Task:
Answer these questions from the post about hosting costs below, numbering your answers to match.
1. By what percentage have AWS costs been mitigated?
2. How much did migrating from Amazon to DigitalOcean cut compute costs?
3. After how long of hosting did the writer find that Amazon starts to charge for t2.micro instances?

##### Quoted passage #####

Great News from the Finance End

Great News from the Finance End

For the first time ever on hartr.net, cloud migration has resulted in a significant savings on AWS costs, which have been mitigated 90%. Migrating from Amazon towards DigitalOcean has also resulted in a 33% reduction in compute costs, which is terrific news for everybody who likes to read or write these articles.

In terms how how I would use this experience as a recommendation for new AWS users, my best advice would be to keep compute costs lower by not even using t2.micro instances. While they claim to be free for a certain number of hours per month, I found that after a year of hosting Amazon will start to charge.

Does DigitalOcean do this as well? Of course they do. I wouldn’t be surprised if they make up for cheaper compute by charging higher prices on some other end. But the nice thing about migrating to open-source is that it plugs into everything. Even Microsoft has an Ubuntu plane in Windows 10 now. I found it to be much more useful than PuTTy because it abstracted away the clunky UI and Windows file interface.

##### Information given #####

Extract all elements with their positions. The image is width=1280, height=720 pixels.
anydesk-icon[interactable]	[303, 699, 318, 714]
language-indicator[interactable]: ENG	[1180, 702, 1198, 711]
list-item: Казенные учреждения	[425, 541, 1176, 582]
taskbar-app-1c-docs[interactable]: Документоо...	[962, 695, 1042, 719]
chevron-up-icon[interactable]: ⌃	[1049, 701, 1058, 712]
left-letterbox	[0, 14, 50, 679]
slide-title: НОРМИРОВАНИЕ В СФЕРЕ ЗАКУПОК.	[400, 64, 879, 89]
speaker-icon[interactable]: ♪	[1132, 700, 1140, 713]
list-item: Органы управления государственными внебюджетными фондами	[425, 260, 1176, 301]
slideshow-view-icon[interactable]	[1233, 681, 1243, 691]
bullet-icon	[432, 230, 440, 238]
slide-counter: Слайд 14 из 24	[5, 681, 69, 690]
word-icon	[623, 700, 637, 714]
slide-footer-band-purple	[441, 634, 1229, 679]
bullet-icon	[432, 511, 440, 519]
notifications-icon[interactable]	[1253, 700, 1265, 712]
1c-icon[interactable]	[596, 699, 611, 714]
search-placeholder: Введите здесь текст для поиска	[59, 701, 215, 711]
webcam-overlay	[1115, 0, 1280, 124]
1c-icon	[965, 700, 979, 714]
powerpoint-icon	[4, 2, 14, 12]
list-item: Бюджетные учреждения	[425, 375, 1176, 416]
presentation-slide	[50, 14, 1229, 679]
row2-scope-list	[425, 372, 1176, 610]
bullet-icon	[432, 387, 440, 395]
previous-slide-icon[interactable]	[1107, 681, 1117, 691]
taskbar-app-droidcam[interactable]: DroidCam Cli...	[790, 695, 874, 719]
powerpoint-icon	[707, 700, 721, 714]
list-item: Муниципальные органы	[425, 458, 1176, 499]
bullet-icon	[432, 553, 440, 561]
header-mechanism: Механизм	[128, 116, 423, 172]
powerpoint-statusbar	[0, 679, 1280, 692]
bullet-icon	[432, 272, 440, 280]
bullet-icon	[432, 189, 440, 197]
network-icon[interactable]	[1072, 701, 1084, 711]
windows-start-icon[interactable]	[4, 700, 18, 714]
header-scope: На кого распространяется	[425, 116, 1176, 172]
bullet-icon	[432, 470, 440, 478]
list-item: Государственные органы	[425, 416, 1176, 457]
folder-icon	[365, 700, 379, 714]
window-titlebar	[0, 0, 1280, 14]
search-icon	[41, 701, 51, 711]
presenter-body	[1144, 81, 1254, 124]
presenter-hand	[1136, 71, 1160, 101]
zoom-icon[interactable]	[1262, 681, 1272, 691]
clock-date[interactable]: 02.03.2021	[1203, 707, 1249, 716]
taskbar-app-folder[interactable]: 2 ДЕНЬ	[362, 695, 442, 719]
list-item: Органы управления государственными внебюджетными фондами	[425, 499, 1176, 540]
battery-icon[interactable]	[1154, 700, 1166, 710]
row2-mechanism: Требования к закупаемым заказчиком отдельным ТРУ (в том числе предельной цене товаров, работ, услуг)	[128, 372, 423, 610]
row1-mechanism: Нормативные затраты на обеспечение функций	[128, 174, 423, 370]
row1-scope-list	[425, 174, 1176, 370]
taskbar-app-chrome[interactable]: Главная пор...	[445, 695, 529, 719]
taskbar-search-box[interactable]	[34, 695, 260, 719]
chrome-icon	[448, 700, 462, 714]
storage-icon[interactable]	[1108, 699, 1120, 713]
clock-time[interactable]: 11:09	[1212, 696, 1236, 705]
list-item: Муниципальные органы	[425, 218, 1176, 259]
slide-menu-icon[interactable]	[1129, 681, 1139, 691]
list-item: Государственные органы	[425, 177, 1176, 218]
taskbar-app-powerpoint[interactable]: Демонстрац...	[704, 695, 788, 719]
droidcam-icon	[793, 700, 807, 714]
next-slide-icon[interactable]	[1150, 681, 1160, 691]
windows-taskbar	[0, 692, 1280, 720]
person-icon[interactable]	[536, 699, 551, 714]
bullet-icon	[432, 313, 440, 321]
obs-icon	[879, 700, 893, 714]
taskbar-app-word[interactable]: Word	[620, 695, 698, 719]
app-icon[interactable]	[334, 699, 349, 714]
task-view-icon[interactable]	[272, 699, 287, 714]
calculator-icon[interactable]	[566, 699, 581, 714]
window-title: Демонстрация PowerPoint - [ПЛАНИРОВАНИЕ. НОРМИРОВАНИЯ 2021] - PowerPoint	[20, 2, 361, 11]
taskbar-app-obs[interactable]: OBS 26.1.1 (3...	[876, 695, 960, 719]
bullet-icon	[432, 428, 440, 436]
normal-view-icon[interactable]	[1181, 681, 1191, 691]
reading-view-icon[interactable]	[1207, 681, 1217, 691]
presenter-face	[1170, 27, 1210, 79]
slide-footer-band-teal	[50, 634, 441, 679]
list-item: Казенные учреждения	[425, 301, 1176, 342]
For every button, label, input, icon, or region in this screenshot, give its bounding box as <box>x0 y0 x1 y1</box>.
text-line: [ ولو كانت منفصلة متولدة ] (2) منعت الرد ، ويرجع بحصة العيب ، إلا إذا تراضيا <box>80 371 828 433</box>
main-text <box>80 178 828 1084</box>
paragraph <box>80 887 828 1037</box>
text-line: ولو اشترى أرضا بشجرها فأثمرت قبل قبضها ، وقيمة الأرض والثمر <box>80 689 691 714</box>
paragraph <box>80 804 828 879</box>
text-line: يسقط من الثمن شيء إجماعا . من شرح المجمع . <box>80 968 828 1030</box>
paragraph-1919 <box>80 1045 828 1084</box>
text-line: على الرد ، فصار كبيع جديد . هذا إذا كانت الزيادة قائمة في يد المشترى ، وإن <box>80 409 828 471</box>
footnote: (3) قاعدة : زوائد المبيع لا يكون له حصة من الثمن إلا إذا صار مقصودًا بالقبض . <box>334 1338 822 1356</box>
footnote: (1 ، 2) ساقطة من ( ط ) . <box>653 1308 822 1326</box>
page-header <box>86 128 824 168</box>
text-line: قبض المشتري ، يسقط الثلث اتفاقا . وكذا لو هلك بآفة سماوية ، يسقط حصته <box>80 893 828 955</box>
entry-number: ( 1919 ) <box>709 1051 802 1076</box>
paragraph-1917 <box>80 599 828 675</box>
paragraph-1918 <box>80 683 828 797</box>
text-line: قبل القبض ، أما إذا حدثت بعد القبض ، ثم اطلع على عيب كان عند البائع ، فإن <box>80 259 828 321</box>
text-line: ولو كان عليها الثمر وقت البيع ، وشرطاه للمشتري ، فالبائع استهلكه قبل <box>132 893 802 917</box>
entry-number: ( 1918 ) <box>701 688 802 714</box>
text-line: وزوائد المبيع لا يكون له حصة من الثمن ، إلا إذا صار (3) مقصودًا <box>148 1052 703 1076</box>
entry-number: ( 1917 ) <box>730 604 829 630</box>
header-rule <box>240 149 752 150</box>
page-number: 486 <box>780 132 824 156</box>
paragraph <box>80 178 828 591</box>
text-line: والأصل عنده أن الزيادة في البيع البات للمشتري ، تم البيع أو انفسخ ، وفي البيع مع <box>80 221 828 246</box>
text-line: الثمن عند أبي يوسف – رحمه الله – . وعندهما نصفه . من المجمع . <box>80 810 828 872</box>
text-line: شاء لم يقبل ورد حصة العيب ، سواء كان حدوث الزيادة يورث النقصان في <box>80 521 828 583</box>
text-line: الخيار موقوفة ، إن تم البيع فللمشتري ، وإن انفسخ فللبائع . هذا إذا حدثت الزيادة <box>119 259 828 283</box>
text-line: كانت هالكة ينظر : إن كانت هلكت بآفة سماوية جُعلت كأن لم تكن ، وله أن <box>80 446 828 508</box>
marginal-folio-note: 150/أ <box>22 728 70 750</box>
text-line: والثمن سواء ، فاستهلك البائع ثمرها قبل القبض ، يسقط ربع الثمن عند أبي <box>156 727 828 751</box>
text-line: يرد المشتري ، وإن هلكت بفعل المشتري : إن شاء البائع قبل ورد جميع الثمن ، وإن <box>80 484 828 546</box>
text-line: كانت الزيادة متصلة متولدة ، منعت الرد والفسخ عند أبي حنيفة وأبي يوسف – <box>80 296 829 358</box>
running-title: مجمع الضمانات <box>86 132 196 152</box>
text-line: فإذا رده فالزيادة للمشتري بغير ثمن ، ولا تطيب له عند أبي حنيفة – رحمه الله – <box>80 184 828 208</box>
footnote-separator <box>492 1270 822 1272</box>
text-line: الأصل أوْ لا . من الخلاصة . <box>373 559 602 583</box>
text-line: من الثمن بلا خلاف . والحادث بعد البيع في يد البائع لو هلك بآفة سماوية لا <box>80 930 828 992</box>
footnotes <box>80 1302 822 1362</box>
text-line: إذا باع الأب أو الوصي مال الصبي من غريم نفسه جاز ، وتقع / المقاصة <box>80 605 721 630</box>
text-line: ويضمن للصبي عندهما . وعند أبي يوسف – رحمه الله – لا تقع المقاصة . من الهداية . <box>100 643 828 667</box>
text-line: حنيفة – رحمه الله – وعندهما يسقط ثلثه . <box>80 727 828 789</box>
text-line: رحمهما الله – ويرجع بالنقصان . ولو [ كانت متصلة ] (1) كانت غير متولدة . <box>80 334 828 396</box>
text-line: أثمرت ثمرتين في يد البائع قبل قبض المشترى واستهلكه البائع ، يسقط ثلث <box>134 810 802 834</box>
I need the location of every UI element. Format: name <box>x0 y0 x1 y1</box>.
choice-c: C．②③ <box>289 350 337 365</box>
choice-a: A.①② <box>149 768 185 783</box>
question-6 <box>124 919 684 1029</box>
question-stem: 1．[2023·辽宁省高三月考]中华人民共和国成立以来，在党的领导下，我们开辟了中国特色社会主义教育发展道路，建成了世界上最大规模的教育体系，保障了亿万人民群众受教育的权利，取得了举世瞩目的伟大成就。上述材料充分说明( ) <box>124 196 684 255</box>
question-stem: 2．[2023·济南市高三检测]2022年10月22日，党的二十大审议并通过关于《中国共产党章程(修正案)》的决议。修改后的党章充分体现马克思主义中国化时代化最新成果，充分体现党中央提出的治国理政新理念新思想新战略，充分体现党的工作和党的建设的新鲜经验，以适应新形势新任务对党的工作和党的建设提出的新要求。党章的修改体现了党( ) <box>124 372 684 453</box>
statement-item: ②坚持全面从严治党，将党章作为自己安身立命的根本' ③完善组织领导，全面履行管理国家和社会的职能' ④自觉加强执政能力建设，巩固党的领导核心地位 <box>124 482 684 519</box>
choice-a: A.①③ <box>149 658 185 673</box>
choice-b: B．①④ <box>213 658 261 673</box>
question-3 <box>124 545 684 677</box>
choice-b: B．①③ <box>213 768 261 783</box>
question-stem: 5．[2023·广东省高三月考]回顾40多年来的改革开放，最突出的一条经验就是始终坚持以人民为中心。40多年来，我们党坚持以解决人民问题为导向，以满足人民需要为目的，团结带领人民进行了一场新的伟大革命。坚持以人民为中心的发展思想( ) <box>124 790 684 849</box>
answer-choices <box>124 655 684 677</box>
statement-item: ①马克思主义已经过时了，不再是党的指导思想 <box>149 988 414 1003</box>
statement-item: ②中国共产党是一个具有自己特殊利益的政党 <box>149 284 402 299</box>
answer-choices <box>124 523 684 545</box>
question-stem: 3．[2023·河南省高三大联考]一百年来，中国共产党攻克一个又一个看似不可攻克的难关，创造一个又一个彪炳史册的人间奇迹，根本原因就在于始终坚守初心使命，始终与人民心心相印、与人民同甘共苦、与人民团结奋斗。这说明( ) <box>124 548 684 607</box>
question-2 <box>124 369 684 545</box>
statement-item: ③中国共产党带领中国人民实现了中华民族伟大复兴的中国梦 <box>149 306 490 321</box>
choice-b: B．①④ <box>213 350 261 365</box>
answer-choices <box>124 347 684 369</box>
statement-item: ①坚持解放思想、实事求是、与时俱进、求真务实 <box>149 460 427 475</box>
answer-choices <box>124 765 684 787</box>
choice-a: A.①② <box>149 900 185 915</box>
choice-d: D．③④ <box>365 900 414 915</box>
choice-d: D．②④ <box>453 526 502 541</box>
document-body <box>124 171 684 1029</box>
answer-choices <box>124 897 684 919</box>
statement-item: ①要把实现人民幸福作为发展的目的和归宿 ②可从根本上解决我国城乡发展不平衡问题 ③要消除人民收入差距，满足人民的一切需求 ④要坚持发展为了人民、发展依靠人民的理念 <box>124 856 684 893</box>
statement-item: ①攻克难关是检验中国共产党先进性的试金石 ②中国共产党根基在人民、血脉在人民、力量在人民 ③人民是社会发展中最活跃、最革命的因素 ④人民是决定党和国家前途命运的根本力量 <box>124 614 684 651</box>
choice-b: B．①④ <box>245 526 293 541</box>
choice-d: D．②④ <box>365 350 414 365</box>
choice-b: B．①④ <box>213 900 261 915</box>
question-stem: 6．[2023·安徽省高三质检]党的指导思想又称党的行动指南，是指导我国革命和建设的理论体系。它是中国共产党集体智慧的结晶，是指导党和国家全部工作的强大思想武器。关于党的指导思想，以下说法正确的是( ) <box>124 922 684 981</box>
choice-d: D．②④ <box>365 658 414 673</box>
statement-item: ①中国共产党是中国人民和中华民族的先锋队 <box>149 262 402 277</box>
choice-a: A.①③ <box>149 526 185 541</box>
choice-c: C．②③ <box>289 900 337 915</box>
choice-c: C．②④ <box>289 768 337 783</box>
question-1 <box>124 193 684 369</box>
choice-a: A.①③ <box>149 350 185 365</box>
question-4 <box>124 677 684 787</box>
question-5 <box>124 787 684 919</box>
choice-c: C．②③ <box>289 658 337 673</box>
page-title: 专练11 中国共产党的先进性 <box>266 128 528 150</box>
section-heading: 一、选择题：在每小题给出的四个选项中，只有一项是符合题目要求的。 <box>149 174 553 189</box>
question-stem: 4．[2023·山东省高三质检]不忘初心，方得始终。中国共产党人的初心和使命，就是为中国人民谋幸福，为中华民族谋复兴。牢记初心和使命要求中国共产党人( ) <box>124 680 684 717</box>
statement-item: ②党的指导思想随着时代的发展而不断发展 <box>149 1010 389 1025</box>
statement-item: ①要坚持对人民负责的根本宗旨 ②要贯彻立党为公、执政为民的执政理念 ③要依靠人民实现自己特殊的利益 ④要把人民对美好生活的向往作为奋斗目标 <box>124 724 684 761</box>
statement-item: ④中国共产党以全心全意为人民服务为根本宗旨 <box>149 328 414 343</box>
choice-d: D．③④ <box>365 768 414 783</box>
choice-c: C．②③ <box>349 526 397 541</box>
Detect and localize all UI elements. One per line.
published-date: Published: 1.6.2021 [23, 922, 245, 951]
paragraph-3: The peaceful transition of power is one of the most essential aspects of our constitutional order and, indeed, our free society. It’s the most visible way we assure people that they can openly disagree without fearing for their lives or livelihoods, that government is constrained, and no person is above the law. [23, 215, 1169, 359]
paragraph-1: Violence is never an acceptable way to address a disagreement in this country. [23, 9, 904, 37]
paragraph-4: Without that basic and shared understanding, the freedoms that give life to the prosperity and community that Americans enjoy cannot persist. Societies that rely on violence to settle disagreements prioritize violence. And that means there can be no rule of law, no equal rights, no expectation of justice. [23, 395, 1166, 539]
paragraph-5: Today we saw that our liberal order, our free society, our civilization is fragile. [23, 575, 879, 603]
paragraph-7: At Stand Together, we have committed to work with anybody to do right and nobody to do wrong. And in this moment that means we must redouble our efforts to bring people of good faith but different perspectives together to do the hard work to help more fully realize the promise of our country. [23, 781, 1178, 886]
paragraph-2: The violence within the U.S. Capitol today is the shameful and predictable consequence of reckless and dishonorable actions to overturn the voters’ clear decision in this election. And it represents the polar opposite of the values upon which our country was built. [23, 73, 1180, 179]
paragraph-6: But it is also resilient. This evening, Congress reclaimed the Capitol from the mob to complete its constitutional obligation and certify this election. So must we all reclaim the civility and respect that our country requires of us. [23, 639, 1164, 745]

#####

Response area:
1. 90%
2. 33%
3. After a year